**OBJECTIVE**
Show all lines from the data that include the word "code".

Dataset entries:
====================
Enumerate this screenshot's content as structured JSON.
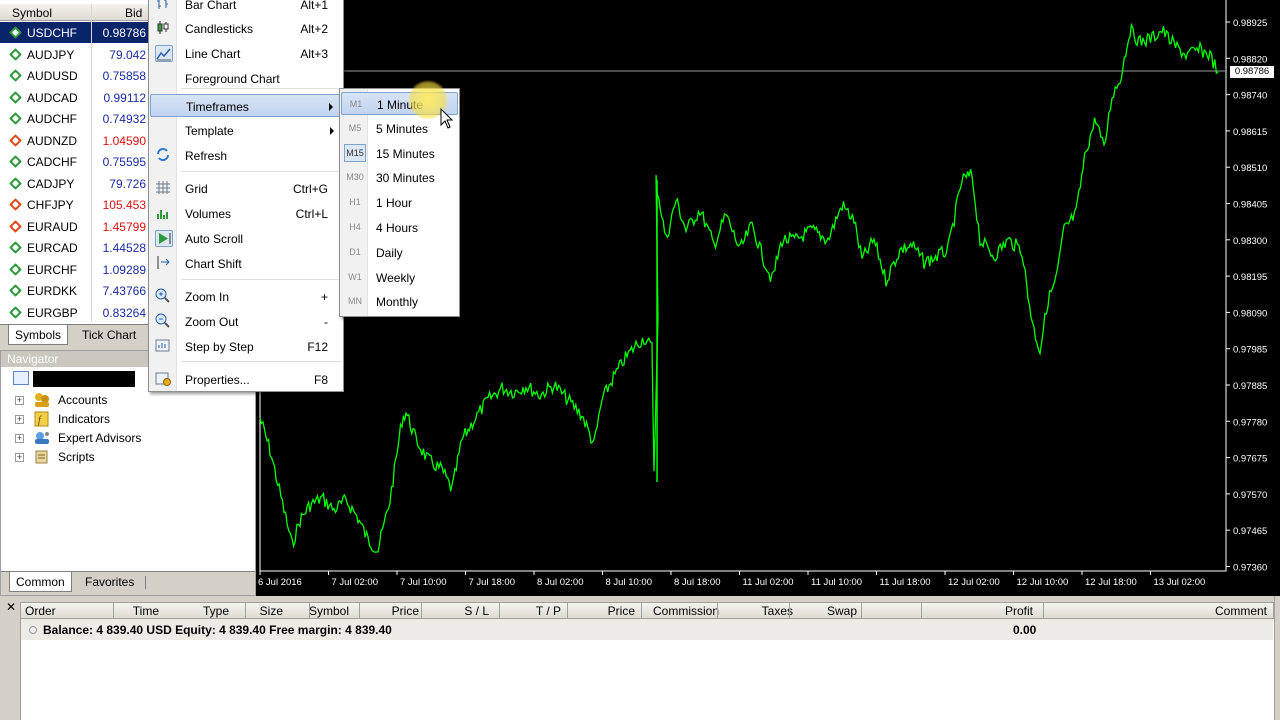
{
  "market_watch": {
    "headers": {
      "symbol": "Symbol",
      "bid": "Bid"
    },
    "rows": [
      {
        "symbol": "USDCHF",
        "bid": "0.98786",
        "dir": "up",
        "selected": true
      },
      {
        "symbol": "AUDJPY",
        "bid": "79.042",
        "dir": "up"
      },
      {
        "symbol": "AUDUSD",
        "bid": "0.75858",
        "dir": "up"
      },
      {
        "symbol": "AUDCAD",
        "bid": "0.99112",
        "dir": "up"
      },
      {
        "symbol": "AUDCHF",
        "bid": "0.74932",
        "dir": "up"
      },
      {
        "symbol": "AUDNZD",
        "bid": "1.04590",
        "dir": "down"
      },
      {
        "symbol": "CADCHF",
        "bid": "0.75595",
        "dir": "up"
      },
      {
        "symbol": "CADJPY",
        "bid": "79.726",
        "dir": "up"
      },
      {
        "symbol": "CHFJPY",
        "bid": "105.453",
        "dir": "down"
      },
      {
        "symbol": "EURAUD",
        "bid": "1.45799",
        "dir": "down"
      },
      {
        "symbol": "EURCAD",
        "bid": "1.44528",
        "dir": "up"
      },
      {
        "symbol": "EURCHF",
        "bid": "1.09289",
        "dir": "up"
      },
      {
        "symbol": "EURDKK",
        "bid": "7.43766",
        "dir": "up"
      },
      {
        "symbol": "EURGBP",
        "bid": "0.83264",
        "dir": "up"
      }
    ],
    "tabs": {
      "symbols": "Symbols",
      "tick_chart": "Tick Chart"
    }
  },
  "navigator": {
    "title": "Navigator",
    "items": [
      {
        "label": "Accounts"
      },
      {
        "label": "Indicators"
      },
      {
        "label": "Expert Advisors"
      },
      {
        "label": "Scripts"
      }
    ],
    "tabs": {
      "common": "Common",
      "favorites": "Favorites"
    }
  },
  "context_menu": {
    "items": [
      {
        "label": "Bar Chart",
        "key": "Alt+1"
      },
      {
        "label": "Candlesticks",
        "key": "Alt+2"
      },
      {
        "label": "Line Chart",
        "key": "Alt+3"
      },
      {
        "label": "Foreground Chart",
        "key": ""
      },
      {
        "label": "Timeframes",
        "key": ""
      },
      {
        "label": "Template",
        "key": ""
      },
      {
        "label": "Refresh",
        "key": ""
      },
      {
        "label": "Grid",
        "key": "Ctrl+G"
      },
      {
        "label": "Volumes",
        "key": "Ctrl+L"
      },
      {
        "label": "Auto Scroll",
        "key": ""
      },
      {
        "label": "Chart Shift",
        "key": ""
      },
      {
        "label": "Zoom In",
        "key": "+"
      },
      {
        "label": "Zoom Out",
        "key": "-"
      },
      {
        "label": "Step by Step",
        "key": "F12"
      },
      {
        "label": "Properties...",
        "key": "F8"
      }
    ]
  },
  "timeframes_menu": {
    "items": [
      {
        "code": "M1",
        "label": "1 Minute"
      },
      {
        "code": "M5",
        "label": "5 Minutes"
      },
      {
        "code": "M15",
        "label": "15 Minutes"
      },
      {
        "code": "M30",
        "label": "30 Minutes"
      },
      {
        "code": "H1",
        "label": "1 Hour"
      },
      {
        "code": "H4",
        "label": "4 Hours"
      },
      {
        "code": "D1",
        "label": "Daily"
      },
      {
        "code": "W1",
        "label": "Weekly"
      },
      {
        "code": "MN",
        "label": "Monthly"
      }
    ]
  },
  "chart": {
    "current_price": "0.98786",
    "line_color": "#00ff00",
    "y_ticks": [
      "0.98925",
      "0.98820",
      "0.98740",
      "0.98615",
      "0.98510",
      "0.98405",
      "0.98300",
      "0.98195",
      "0.98090",
      "0.97985",
      "0.97885",
      "0.97780",
      "0.97675",
      "0.97570",
      "0.97465",
      "0.97360"
    ],
    "x_ticks": [
      "6 Jul 2016",
      "7 Jul 02:00",
      "7 Jul 10:00",
      "7 Jul 18:00",
      "8 Jul 02:00",
      "8 Jul 10:00",
      "8 Jul 18:00",
      "11 Jul 02:00",
      "11 Jul 10:00",
      "11 Jul 18:00",
      "12 Jul 02:00",
      "12 Jul 10:00",
      "12 Jul 18:00",
      "13 Jul 02:00"
    ]
  },
  "terminal": {
    "columns": [
      "Order",
      "Time",
      "Type",
      "Size",
      "Symbol",
      "Price",
      "S / L",
      "T / P",
      "Price",
      "Commission",
      "Taxes",
      "Swap",
      "Profit",
      "Comment"
    ],
    "balance_text": "Balance: 4 839.40 USD  Equity: 4 839.40  Free margin: 4 839.40",
    "profit": "0.00"
  }
}
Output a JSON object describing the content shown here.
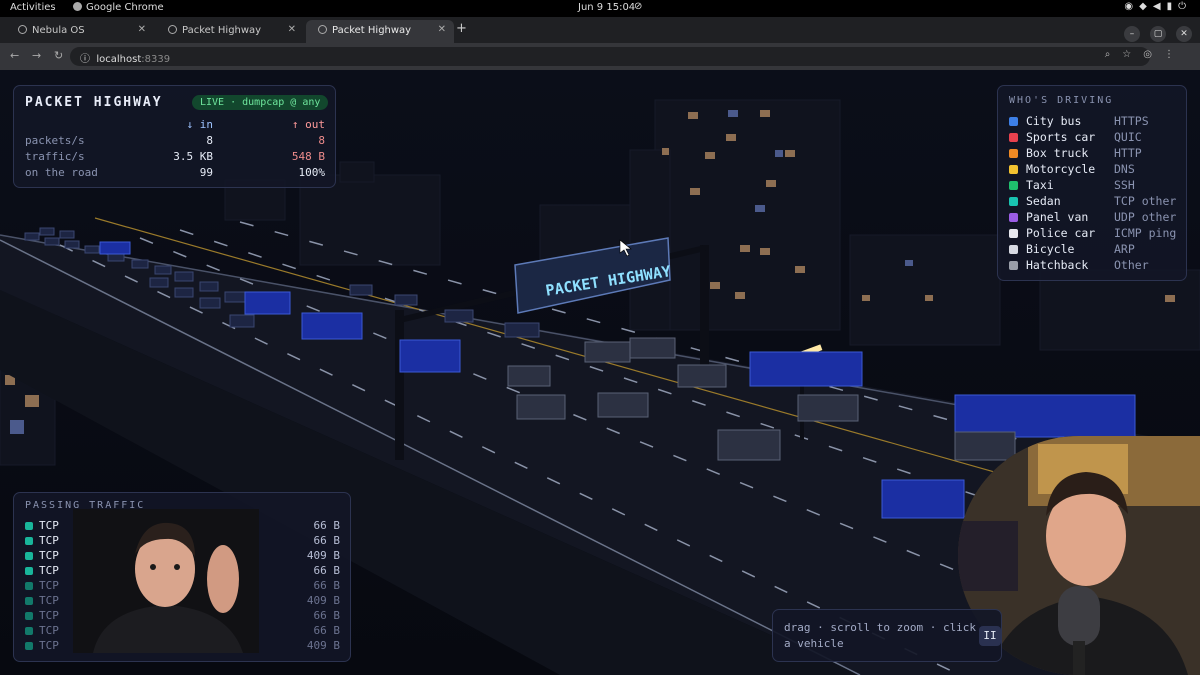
{
  "os_bar": {
    "activities": "Activities",
    "app_name": "Google Chrome",
    "clock": "Jun 9  15:04"
  },
  "browser": {
    "tabs": [
      {
        "label": "Nebula OS",
        "active": false
      },
      {
        "label": "Packet Highway",
        "active": false
      },
      {
        "label": "Packet Highway",
        "active": true
      }
    ],
    "url_host": "localhost",
    "url_port": ":8339"
  },
  "scene": {
    "sign_text": "PACKET HIGHWAY"
  },
  "stats": {
    "title": "PACKET HIGHWAY",
    "live_badge": "LIVE · dumpcap @ any",
    "col_in": "↓ in",
    "col_out": "↑ out",
    "rows": [
      {
        "label": "packets/s",
        "in": "8",
        "out": "8"
      },
      {
        "label": "traffic/s",
        "in": "3.5 KB",
        "out": "548 B"
      },
      {
        "label": "on the road",
        "in": "99",
        "out": "100%"
      }
    ]
  },
  "legend": {
    "title": "WHO'S DRIVING",
    "items": [
      {
        "vehicle": "City bus",
        "protocol": "HTTPS",
        "color": "#3d7fe6"
      },
      {
        "vehicle": "Sports car",
        "protocol": "QUIC",
        "color": "#e8414e"
      },
      {
        "vehicle": "Box truck",
        "protocol": "HTTP",
        "color": "#f08a24"
      },
      {
        "vehicle": "Motorcycle",
        "protocol": "DNS",
        "color": "#f2c230"
      },
      {
        "vehicle": "Taxi",
        "protocol": "SSH",
        "color": "#1fbf6d"
      },
      {
        "vehicle": "Sedan",
        "protocol": "TCP other",
        "color": "#19c4b1"
      },
      {
        "vehicle": "Panel van",
        "protocol": "UDP other",
        "color": "#9b5de5"
      },
      {
        "vehicle": "Police car",
        "protocol": "ICMP ping",
        "color": "#e8e8ee"
      },
      {
        "vehicle": "Bicycle",
        "protocol": "ARP",
        "color": "#d7d9e2"
      },
      {
        "vehicle": "Hatchback",
        "protocol": "Other",
        "color": "#9a9ea9"
      }
    ]
  },
  "traffic": {
    "title": "PASSING TRAFFIC",
    "packets": [
      {
        "protocol": "TCP",
        "size": "66 B",
        "dim": false
      },
      {
        "protocol": "TCP",
        "size": "66 B",
        "dim": false
      },
      {
        "protocol": "TCP",
        "size": "409 B",
        "dim": false
      },
      {
        "protocol": "TCP",
        "size": "66 B",
        "dim": false
      },
      {
        "protocol": "TCP",
        "size": "66 B",
        "dim": true
      },
      {
        "protocol": "TCP",
        "size": "409 B",
        "dim": true
      },
      {
        "protocol": "TCP",
        "size": "66 B",
        "dim": true
      },
      {
        "protocol": "TCP",
        "size": "66 B",
        "dim": true
      },
      {
        "protocol": "TCP",
        "size": "409 B",
        "dim": true
      }
    ]
  },
  "hint": {
    "text": "drag · scroll to zoom · click a vehicle",
    "button_label": "II"
  }
}
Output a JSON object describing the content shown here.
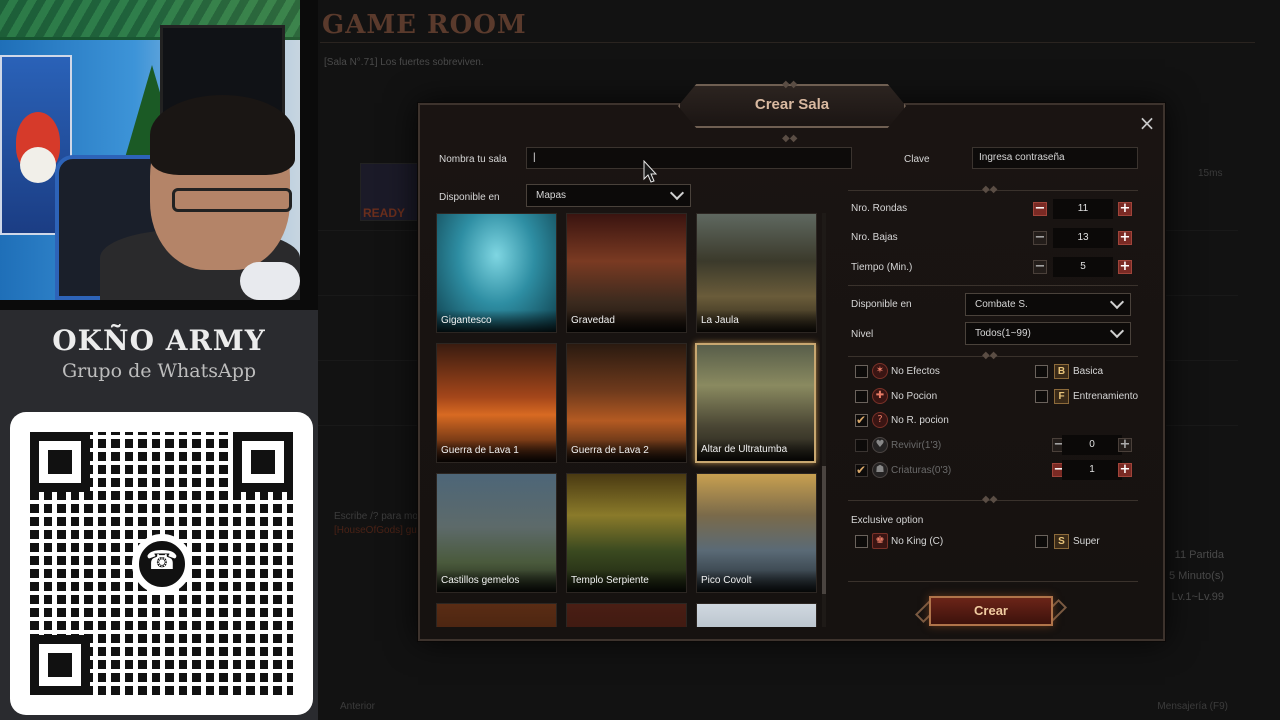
{
  "overlay": {
    "brand_title": "OKÑO ARMY",
    "brand_subtitle": "Grupo de WhatsApp"
  },
  "background": {
    "title": "GAME ROOM",
    "room_line": "[Sala N°.71] Los fuertes sobreviven.",
    "ready_label": "READY",
    "ping": "15ms",
    "chat_hint": "Escribe /? para mos",
    "chat_user": "[HouseOfGods] gu",
    "stats": [
      "11 Partida",
      "5 Minuto(s)",
      "Lv.1~Lv.99"
    ],
    "prev_label": "Anterior",
    "messages_label": "Mensajería (F9)"
  },
  "dialog": {
    "title": "Crear Sala",
    "room_name_label": "Nombra tu sala",
    "room_name_value": "",
    "password_label": "Clave",
    "password_placeholder": "Ingresa contraseña",
    "available_label": "Disponible en",
    "available_value": "Mapas",
    "maps": [
      {
        "name": "Gigantesco",
        "art": "gig",
        "selected": false
      },
      {
        "name": "Gravedad",
        "art": "gra",
        "selected": false
      },
      {
        "name": "La Jaula",
        "art": "jau",
        "selected": false
      },
      {
        "name": "Guerra de Lava 1",
        "art": "lava1",
        "selected": false
      },
      {
        "name": "Guerra de Lava 2",
        "art": "lava2",
        "selected": false
      },
      {
        "name": "Altar de Ultratumba",
        "art": "altar",
        "selected": true
      },
      {
        "name": "Castillos gemelos",
        "art": "cast",
        "selected": false
      },
      {
        "name": "Templo Serpiente",
        "art": "temp",
        "selected": false
      },
      {
        "name": "Pico Covolt",
        "art": "pico",
        "selected": false
      }
    ],
    "settings": {
      "rounds_label": "Nro. Rondas",
      "rounds_value": "11",
      "kills_label": "Nro. Bajas",
      "kills_value": "13",
      "time_label": "Tiempo (Min.)",
      "time_value": "5",
      "mode_label": "Disponible en",
      "mode_value": "Combate S.",
      "level_label": "Nivel",
      "level_value": "Todos(1~99)"
    },
    "options": {
      "no_effects": "No Efectos",
      "no_potion": "No Pocion",
      "no_r_potion": "No R. pocion",
      "revive": "Revivir(1'3)",
      "creatures": "Criaturas(0'3)",
      "basic": "Basica",
      "training": "Entrenamiento",
      "revive_value": "0",
      "creatures_value": "1",
      "letter_basic": "B",
      "letter_training": "F",
      "letter_super": "S"
    },
    "exclusive_label": "Exclusive option",
    "no_king": "No King (C)",
    "super": "Super",
    "create_button": "Crear",
    "close_icon": "×"
  }
}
====================
**RESULT**
        "code": "M1",
        "code": "M5",
        "code": "M15",
        "code": "M30",
        "code": "H1",
        "code": "H4",
        "code": "D1",
        "code": "W1",
        "code": "MN",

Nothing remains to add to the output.